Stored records
※ ※ ※

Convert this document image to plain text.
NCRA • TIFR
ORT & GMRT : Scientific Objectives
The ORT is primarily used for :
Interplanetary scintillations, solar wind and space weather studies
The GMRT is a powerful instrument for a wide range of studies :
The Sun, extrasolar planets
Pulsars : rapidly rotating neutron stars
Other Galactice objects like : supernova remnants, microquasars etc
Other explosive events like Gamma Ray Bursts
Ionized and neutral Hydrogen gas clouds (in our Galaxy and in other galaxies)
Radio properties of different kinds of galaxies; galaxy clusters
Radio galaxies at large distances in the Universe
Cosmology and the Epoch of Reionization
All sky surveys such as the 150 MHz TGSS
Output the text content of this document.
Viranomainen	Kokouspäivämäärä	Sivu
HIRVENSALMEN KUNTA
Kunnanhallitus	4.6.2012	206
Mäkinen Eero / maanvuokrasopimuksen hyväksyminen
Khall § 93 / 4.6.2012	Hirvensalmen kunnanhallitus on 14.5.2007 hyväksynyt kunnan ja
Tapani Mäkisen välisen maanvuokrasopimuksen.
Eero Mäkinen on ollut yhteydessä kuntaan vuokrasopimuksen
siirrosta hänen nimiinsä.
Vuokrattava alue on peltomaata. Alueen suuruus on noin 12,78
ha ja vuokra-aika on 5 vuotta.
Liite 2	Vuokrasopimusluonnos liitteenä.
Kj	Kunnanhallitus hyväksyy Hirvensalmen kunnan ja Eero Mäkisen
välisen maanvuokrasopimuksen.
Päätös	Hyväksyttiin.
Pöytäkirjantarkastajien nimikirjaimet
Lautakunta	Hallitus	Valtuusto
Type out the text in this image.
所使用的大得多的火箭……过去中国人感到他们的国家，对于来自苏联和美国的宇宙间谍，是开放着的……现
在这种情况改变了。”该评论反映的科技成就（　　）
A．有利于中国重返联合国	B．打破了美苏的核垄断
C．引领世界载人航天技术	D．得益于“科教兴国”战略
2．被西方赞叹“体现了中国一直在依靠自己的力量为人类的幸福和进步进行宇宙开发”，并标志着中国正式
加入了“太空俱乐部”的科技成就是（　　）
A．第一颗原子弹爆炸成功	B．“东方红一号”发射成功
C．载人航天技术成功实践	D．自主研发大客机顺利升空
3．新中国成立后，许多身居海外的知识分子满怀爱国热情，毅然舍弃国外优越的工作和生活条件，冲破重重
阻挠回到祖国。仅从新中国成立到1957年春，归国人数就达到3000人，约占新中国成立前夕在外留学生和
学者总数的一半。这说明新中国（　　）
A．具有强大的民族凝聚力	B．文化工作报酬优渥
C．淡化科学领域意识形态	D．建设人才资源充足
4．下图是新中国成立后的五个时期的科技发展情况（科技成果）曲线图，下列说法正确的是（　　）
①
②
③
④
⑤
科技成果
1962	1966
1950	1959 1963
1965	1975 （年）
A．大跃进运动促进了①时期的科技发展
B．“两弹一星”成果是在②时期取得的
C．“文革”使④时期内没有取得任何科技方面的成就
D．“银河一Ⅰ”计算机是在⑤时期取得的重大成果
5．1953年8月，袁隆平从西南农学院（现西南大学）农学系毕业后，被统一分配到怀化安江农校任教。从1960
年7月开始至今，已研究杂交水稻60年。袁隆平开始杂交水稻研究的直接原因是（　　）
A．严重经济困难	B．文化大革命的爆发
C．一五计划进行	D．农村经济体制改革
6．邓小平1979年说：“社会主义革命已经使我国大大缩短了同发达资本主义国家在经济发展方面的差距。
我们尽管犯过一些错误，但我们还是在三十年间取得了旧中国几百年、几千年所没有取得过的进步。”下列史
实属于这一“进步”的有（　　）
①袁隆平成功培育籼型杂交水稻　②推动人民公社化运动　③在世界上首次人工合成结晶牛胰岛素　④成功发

※ ※ ※

#### TASK OBJECTIVE
Make an exact copy of every line in the data.

#### EXERCISE RESPONSE
Convert this document image to plain text.
NCRA • TIFR
ORT & GMRT : Scientific Objectives
The ORT is primarily used for :
Interplanetary scintillations, solar wind and space weather studies
The GMRT is a powerful instrument for a wide range of studies :
The Sun, extrasolar planets
Pulsars : rapidly rotating neutron stars
Other Galactice objects like : supernova remnants, microquasars etc
Other explosive events like Gamma Ray Bursts
Ionized and neutral Hydrogen gas clouds (in our Galaxy and in other galaxies)
Radio properties of different kinds of galaxies; galaxy clusters
Radio galaxies at large distances in the Universe
Cosmology and the Epoch of Reionization
All sky surveys such as the 150 MHz TGSS
Output the text content of this document.
Viranomainen	Kokouspäivämäärä	Sivu
HIRVENSALMEN KUNTA
Kunnanhallitus	4.6.2012	206
Mäkinen Eero / maanvuokrasopimuksen hyväksyminen
Khall § 93 / 4.6.2012	Hirvensalmen kunnanhallitus on 14.5.2007 hyväksynyt kunnan ja
Tapani Mäkisen välisen maanvuokrasopimuksen.
Eero Mäkinen on ollut yhteydessä kuntaan vuokrasopimuksen
siirrosta hänen nimiinsä.
Vuokrattava alue on peltomaata. Alueen suuruus on noin 12,78
ha ja vuokra-aika on 5 vuotta.
Liite 2	Vuokrasopimusluonnos liitteenä.
Kj	Kunnanhallitus hyväksyy Hirvensalmen kunnan ja Eero Mäkisen
välisen maanvuokrasopimuksen.
Päätös	Hyväksyttiin.
Pöytäkirjantarkastajien nimikirjaimet
Lautakunta	Hallitus	Valtuusto
Type out the text in this image.
所使用的大得多的火箭……过去中国人感到他们的国家，对于来自苏联和美国的宇宙间谍，是开放着的……现
在这种情况改变了。”该评论反映的科技成就（　　）
A．有利于中国重返联合国	B．打破了美苏的核垄断
C．引领世界载人航天技术	D．得益于“科教兴国”战略
2．被西方赞叹“体现了中国一直在依靠自己的力量为人类的幸福和进步进行宇宙开发”，并标志着中国正式
加入了“太空俱乐部”的科技成就是（　　）
A．第一颗原子弹爆炸成功	B．“东方红一号”发射成功
C．载人航天技术成功实践	D．自主研发大客机顺利升空
3．新中国成立后，许多身居海外的知识分子满怀爱国热情，毅然舍弃国外优越的工作和生活条件，冲破重重
阻挠回到祖国。仅从新中国成立到1957年春，归国人数就达到3000人，约占新中国成立前夕在外留学生和
学者总数的一半。这说明新中国（　　）
A．具有强大的民族凝聚力	B．文化工作报酬优渥
C．淡化科学领域意识形态	D．建设人才资源充足
4．下图是新中国成立后的五个时期的科技发展情况（科技成果）曲线图，下列说法正确的是（　　）
①
②
③
④
⑤
科技成果
1962	1966
1950	1959 1963
1965	1975 （年）
A．大跃进运动促进了①时期的科技发展
B．“两弹一星”成果是在②时期取得的
C．“文革”使④时期内没有取得任何科技方面的成就
D．“银河一Ⅰ”计算机是在⑤时期取得的重大成果
5．1953年8月，袁隆平从西南农学院（现西南大学）农学系毕业后，被统一分配到怀化安江农校任教。从1960
年7月开始至今，已研究杂交水稻60年。袁隆平开始杂交水稻研究的直接原因是（　　）
A．严重经济困难	B．文化大革命的爆发
C．一五计划进行	D．农村经济体制改革
6．邓小平1979年说：“社会主义革命已经使我国大大缩短了同发达资本主义国家在经济发展方面的差距。
我们尽管犯过一些错误，但我们还是在三十年间取得了旧中国几百年、几千年所没有取得过的进步。”下列史
实属于这一“进步”的有（　　）
①袁隆平成功培育籼型杂交水稻　②推动人民公社化运动　③在世界上首次人工合成结晶牛胰岛素　④成功发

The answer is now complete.